-- Data shown start --

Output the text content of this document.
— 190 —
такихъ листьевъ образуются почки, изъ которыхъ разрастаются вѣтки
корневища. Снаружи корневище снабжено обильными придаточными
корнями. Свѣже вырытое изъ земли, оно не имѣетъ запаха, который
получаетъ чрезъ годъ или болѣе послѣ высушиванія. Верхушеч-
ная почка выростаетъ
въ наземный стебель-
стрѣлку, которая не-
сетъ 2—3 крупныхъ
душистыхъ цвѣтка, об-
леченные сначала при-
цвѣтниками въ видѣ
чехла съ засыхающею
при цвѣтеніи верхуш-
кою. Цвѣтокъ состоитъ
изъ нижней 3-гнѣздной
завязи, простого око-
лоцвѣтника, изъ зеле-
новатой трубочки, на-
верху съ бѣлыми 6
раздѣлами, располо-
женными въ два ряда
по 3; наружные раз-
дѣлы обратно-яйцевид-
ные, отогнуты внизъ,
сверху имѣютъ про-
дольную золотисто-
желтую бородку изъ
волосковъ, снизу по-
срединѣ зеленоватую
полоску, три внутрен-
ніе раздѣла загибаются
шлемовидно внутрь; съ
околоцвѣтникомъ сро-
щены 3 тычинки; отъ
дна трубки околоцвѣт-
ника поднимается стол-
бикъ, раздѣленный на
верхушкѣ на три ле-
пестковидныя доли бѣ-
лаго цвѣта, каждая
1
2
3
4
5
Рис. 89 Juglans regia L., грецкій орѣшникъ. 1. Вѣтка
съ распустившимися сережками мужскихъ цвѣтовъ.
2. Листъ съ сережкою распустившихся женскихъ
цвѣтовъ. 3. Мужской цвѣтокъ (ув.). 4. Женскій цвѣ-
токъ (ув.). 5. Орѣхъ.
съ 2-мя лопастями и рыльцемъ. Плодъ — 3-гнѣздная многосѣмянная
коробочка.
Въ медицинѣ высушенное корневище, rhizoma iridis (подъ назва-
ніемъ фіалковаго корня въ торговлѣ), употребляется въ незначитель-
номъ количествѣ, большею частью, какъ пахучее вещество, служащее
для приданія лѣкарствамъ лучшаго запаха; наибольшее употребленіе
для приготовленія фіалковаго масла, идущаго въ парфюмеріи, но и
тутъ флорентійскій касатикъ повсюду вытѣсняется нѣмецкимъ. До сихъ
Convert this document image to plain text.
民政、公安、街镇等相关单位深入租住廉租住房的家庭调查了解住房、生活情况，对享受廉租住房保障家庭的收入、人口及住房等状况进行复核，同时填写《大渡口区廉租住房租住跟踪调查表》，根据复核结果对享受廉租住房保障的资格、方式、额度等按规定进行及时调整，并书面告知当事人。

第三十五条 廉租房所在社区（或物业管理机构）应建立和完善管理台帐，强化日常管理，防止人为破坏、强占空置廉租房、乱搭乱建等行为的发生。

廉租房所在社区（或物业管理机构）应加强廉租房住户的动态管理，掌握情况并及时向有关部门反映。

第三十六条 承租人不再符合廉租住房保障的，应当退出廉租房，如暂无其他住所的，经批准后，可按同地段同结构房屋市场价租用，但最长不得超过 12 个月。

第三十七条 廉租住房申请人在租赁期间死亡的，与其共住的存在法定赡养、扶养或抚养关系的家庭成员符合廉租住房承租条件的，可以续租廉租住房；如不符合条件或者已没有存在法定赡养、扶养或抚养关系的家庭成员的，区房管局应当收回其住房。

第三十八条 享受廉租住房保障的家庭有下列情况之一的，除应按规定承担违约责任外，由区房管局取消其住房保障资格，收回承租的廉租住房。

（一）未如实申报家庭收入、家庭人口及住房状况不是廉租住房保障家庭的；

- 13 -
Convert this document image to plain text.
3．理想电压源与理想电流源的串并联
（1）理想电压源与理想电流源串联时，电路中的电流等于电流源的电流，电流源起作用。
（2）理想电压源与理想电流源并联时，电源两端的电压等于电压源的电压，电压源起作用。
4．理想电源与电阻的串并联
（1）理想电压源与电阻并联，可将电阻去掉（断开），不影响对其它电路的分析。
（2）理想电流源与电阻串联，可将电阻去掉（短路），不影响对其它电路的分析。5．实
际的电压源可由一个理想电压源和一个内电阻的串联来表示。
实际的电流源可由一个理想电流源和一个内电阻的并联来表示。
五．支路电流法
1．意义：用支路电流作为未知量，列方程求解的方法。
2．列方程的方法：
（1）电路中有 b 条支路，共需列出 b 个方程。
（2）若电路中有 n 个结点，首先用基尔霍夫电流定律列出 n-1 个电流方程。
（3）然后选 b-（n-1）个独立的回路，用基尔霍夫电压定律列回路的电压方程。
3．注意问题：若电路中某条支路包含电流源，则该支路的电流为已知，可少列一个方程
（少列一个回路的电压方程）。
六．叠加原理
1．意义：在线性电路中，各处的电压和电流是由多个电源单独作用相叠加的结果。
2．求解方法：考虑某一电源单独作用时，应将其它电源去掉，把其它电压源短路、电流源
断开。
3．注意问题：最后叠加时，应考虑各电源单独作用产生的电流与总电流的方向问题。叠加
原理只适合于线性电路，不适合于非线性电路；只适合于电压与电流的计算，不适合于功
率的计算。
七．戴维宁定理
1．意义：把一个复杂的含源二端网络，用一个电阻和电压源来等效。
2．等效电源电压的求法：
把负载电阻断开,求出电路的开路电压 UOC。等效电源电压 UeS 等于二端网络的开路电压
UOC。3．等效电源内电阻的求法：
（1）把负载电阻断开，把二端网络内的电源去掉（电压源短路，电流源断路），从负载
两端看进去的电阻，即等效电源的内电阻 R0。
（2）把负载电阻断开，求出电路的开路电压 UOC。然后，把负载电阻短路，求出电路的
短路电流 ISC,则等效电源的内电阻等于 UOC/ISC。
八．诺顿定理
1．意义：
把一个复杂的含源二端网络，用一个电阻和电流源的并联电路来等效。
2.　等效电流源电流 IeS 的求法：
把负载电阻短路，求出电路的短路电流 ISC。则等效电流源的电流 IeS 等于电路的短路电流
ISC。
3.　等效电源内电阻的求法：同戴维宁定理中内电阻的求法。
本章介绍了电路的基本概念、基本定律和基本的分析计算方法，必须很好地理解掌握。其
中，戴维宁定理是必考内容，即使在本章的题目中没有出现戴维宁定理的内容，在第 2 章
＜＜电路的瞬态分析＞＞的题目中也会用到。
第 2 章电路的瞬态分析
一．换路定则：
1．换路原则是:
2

-- Data shown end --

_Written exercise_.
Take the entries above and transcribe them in full.

_Written solution_.
Output the text content of this document.
— 190 —
такихъ листьевъ образуются почки, изъ которыхъ разрастаются вѣтки
корневища. Снаружи корневище снабжено обильными придаточными
корнями. Свѣже вырытое изъ земли, оно не имѣетъ запаха, который
получаетъ чрезъ годъ или болѣе послѣ высушиванія. Верхушеч-
ная почка выростаетъ
въ наземный стебель-
стрѣлку, которая не-
сетъ 2—3 крупныхъ
душистыхъ цвѣтка, об-
леченные сначала при-
цвѣтниками въ видѣ
чехла съ засыхающею
при цвѣтеніи верхуш-
кою. Цвѣтокъ состоитъ
изъ нижней 3-гнѣздной
завязи, простого око-
лоцвѣтника, изъ зеле-
новатой трубочки, на-
верху съ бѣлыми 6
раздѣлами, располо-
женными въ два ряда
по 3; наружные раз-
дѣлы обратно-яйцевид-
ные, отогнуты внизъ,
сверху имѣютъ про-
дольную золотисто-
желтую бородку изъ
волосковъ, снизу по-
срединѣ зеленоватую
полоску, три внутрен-
ніе раздѣла загибаются
шлемовидно внутрь; съ
околоцвѣтникомъ сро-
щены 3 тычинки; отъ
дна трубки околоцвѣт-
ника поднимается стол-
бикъ, раздѣленный на
верхушкѣ на три ле-
пестковидныя доли бѣ-
лаго цвѣта, каждая
1
2
3
4
5
Рис. 89 Juglans regia L., грецкій орѣшникъ. 1. Вѣтка
съ распустившимися сережками мужскихъ цвѣтовъ.
2. Листъ съ сережкою распустившихся женскихъ
цвѣтовъ. 3. Мужской цвѣтокъ (ув.). 4. Женскій цвѣ-
токъ (ув.). 5. Орѣхъ.
съ 2-мя лопастями и рыльцемъ. Плодъ — 3-гнѣздная многосѣмянная
коробочка.
Въ медицинѣ высушенное корневище, rhizoma iridis (подъ назва-
ніемъ фіалковаго корня въ торговлѣ), употребляется въ незначитель-
номъ количествѣ, большею частью, какъ пахучее вещество, служащее
для приданія лѣкарствамъ лучшаго запаха; наибольшее употребленіе
для приготовленія фіалковаго масла, идущаго въ парфюмеріи, но и
тутъ флорентійскій касатикъ повсюду вытѣсняется нѣмецкимъ. До сихъ
Convert this document image to plain text.
民政、公安、街镇等相关单位深入租住廉租住房的家庭调查了解住房、生活情况，对享受廉租住房保障家庭的收入、人口及住房等状况进行复核，同时填写《大渡口区廉租住房租住跟踪调查表》，根据复核结果对享受廉租住房保障的资格、方式、额度等按规定进行及时调整，并书面告知当事人。

第三十五条 廉租房所在社区（或物业管理机构）应建立和完善管理台帐，强化日常管理，防止人为破坏、强占空置廉租房、乱搭乱建等行为的发生。

廉租房所在社区（或物业管理机构）应加强廉租房住户的动态管理，掌握情况并及时向有关部门反映。

第三十六条 承租人不再符合廉租住房保障的，应当退出廉租房，如暂无其他住所的，经批准后，可按同地段同结构房屋市场价租用，但最长不得超过 12 个月。

第三十七条 廉租住房申请人在租赁期间死亡的，与其共住的存在法定赡养、扶养或抚养关系的家庭成员符合廉租住房承租条件的，可以续租廉租住房；如不符合条件或者已没有存在法定赡养、扶养或抚养关系的家庭成员的，区房管局应当收回其住房。

第三十八条 享受廉租住房保障的家庭有下列情况之一的，除应按规定承担违约责任外，由区房管局取消其住房保障资格，收回承租的廉租住房。

（一）未如实申报家庭收入、家庭人口及住房状况不是廉租住房保障家庭的；

- 13 -
Convert this document image to plain text.
3．理想电压源与理想电流源的串并联
（1）理想电压源与理想电流源串联时，电路中的电流等于电流源的电流，电流源起作用。
（2）理想电压源与理想电流源并联时，电源两端的电压等于电压源的电压，电压源起作用。
4．理想电源与电阻的串并联
（1）理想电压源与电阻并联，可将电阻去掉（断开），不影响对其它电路的分析。
（2）理想电流源与电阻串联，可将电阻去掉（短路），不影响对其它电路的分析。5．实
际的电压源可由一个理想电压源和一个内电阻的串联来表示。
实际的电流源可由一个理想电流源和一个内电阻的并联来表示。
五．支路电流法
1．意义：用支路电流作为未知量，列方程求解的方法。
2．列方程的方法：
（1）电路中有 b 条支路，共需列出 b 个方程。
（2）若电路中有 n 个结点，首先用基尔霍夫电流定律列出 n-1 个电流方程。
（3）然后选 b-（n-1）个独立的回路，用基尔霍夫电压定律列回路的电压方程。
3．注意问题：若电路中某条支路包含电流源，则该支路的电流为已知，可少列一个方程
（少列一个回路的电压方程）。
六．叠加原理
1．意义：在线性电路中，各处的电压和电流是由多个电源单独作用相叠加的结果。
2．求解方法：考虑某一电源单独作用时，应将其它电源去掉，把其它电压源短路、电流源
断开。
3．注意问题：最后叠加时，应考虑各电源单独作用产生的电流与总电流的方向问题。叠加
原理只适合于线性电路，不适合于非线性电路；只适合于电压与电流的计算，不适合于功
率的计算。
七．戴维宁定理
1．意义：把一个复杂的含源二端网络，用一个电阻和电压源来等效。
2．等效电源电压的求法：
把负载电阻断开,求出电路的开路电压 UOC。等效电源电压 UeS 等于二端网络的开路电压
UOC。3．等效电源内电阻的求法：
（1）把负载电阻断开，把二端网络内的电源去掉（电压源短路，电流源断路），从负载
两端看进去的电阻，即等效电源的内电阻 R0。
（2）把负载电阻断开，求出电路的开路电压 UOC。然后，把负载电阻短路，求出电路的
短路电流 ISC,则等效电源的内电阻等于 UOC/ISC。
八．诺顿定理
1．意义：
把一个复杂的含源二端网络，用一个电阻和电流源的并联电路来等效。
2.　等效电流源电流 IeS 的求法：
把负载电阻短路，求出电路的短路电流 ISC。则等效电流源的电流 IeS 等于电路的短路电流
ISC。
3.　等效电源内电阻的求法：同戴维宁定理中内电阻的求法。
本章介绍了电路的基本概念、基本定律和基本的分析计算方法，必须很好地理解掌握。其
中，戴维宁定理是必考内容，即使在本章的题目中没有出现戴维宁定理的内容，在第 2 章
＜＜电路的瞬态分析＞＞的题目中也会用到。
第 2 章电路的瞬态分析
一．换路定则：
1．换路原则是:
2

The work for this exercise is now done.